- **Records provided**
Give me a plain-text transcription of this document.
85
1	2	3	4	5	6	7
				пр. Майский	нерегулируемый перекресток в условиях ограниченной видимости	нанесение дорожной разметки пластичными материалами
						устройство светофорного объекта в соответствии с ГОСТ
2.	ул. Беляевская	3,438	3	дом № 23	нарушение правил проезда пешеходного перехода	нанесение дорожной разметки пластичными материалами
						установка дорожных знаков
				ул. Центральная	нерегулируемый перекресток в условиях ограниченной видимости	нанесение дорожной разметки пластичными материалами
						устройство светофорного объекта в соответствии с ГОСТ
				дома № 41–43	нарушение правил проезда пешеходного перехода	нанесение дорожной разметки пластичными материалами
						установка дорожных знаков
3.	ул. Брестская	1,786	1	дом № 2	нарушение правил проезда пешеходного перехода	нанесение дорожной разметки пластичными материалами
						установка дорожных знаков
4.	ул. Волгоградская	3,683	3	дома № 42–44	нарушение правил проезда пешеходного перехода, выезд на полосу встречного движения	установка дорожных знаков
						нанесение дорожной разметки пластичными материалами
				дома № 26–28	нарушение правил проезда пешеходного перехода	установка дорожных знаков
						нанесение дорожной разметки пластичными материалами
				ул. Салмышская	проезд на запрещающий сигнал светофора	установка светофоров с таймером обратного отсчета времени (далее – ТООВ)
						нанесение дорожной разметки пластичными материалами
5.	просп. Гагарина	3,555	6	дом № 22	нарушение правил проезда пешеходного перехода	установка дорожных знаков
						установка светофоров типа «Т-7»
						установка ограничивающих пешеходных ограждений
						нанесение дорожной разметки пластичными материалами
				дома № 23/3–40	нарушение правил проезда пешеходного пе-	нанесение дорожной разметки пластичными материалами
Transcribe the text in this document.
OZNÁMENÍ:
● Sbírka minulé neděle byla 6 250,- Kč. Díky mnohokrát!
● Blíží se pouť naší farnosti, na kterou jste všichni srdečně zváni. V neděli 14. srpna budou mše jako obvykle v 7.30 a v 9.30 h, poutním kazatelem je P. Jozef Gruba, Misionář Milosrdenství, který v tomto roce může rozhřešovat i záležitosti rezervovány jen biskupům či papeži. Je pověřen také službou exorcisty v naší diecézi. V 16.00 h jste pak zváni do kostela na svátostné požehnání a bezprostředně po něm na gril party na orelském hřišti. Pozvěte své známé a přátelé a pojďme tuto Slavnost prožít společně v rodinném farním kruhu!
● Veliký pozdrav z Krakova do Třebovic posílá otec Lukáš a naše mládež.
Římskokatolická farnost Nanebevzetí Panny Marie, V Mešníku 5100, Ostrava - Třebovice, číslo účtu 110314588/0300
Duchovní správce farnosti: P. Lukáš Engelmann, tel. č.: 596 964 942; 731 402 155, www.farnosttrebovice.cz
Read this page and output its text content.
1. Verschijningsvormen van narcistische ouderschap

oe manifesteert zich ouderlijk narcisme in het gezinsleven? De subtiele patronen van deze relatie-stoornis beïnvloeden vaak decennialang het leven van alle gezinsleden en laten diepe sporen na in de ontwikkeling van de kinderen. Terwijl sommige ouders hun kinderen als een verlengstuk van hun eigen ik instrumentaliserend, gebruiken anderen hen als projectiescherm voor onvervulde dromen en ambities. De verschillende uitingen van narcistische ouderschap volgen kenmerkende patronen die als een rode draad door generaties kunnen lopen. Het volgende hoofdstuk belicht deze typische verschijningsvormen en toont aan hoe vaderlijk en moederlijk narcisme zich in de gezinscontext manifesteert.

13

- **Exercise**
Return, unchanged, each line from the line containing "Read this page and output its text content." through the last line of the material.

- **Solution below**
Read this page and output its text content.
1. Verschijningsvormen van narcistische ouderschap

oe manifesteert zich ouderlijk narcisme in het gezinsleven? De subtiele patronen van deze relatie-stoornis beïnvloeden vaak decennialang het leven van alle gezinsleden en laten diepe sporen na in de ontwikkeling van de kinderen. Terwijl sommige ouders hun kinderen als een verlengstuk van hun eigen ik instrumentaliserend, gebruiken anderen hen als projectiescherm voor onvervulde dromen en ambities. De verschillende uitingen van narcistische ouderschap volgen kenmerkende patronen die als een rode draad door generaties kunnen lopen. Het volgende hoofdstuk belicht deze typische verschijningsvormen en toont aan hoe vaderlijk en moederlijk narcisme zich in de gezinscontext manifesteert.

13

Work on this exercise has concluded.